What the exercise asks: Go through the listing and pick out each line with the word "Computer" in it.

──────── Extracted data

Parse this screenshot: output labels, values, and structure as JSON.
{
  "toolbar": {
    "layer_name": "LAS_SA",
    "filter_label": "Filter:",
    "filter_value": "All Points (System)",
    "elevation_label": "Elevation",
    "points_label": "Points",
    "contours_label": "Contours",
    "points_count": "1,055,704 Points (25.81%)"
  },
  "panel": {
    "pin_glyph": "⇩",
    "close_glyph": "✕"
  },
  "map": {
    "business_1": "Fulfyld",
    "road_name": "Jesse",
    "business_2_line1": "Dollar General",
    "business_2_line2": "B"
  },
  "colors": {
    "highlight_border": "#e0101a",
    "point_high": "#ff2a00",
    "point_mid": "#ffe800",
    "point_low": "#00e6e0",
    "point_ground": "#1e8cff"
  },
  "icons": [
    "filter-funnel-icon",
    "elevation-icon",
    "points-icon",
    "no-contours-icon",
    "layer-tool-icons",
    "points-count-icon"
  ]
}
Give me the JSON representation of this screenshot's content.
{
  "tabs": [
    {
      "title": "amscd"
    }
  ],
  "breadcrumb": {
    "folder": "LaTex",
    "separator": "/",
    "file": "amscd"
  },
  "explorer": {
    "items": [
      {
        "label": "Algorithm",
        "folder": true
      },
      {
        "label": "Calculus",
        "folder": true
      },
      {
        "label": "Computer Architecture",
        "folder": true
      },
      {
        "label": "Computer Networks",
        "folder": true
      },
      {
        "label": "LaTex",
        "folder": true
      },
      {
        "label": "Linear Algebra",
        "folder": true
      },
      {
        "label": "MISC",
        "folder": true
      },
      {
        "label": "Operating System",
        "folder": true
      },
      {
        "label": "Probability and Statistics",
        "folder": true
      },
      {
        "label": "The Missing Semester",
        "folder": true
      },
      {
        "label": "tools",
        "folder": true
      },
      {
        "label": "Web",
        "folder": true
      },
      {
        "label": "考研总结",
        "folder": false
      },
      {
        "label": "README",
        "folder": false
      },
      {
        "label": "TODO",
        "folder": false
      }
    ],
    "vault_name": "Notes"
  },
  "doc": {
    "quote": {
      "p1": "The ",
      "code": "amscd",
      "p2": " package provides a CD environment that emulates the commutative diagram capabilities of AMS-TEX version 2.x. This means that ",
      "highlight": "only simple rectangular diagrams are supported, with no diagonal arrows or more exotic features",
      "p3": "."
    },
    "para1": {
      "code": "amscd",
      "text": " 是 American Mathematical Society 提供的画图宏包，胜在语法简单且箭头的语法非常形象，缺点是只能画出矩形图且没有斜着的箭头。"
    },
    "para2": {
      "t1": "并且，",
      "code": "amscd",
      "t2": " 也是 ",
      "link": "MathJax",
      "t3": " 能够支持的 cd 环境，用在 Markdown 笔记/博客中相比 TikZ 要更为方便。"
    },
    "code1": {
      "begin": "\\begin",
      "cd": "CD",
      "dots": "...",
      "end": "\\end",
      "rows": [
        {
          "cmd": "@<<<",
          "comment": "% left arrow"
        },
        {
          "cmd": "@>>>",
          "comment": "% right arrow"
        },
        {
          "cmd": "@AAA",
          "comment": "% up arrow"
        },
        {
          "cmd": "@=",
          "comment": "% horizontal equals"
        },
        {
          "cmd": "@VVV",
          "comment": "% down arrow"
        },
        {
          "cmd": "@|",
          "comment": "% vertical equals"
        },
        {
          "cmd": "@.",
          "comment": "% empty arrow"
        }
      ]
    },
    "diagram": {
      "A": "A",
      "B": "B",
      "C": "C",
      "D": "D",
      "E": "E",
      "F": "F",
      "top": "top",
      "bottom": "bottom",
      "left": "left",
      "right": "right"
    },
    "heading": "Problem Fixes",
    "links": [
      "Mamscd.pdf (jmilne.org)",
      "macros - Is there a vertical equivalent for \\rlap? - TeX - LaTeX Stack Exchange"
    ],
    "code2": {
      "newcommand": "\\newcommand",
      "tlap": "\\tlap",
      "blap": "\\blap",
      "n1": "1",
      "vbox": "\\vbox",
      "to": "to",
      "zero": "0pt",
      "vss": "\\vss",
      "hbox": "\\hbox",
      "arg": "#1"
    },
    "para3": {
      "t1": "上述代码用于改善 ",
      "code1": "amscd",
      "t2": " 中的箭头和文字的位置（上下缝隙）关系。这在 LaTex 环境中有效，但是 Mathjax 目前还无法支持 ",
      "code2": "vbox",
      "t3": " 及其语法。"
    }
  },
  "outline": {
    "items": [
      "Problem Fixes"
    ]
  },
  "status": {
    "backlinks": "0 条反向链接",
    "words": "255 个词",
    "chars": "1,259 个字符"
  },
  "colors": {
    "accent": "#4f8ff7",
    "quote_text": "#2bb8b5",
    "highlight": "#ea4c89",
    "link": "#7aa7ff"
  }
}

────────────────

Problem solution:
        "label": "Computer Architecture",
        "label": "Computer Networks",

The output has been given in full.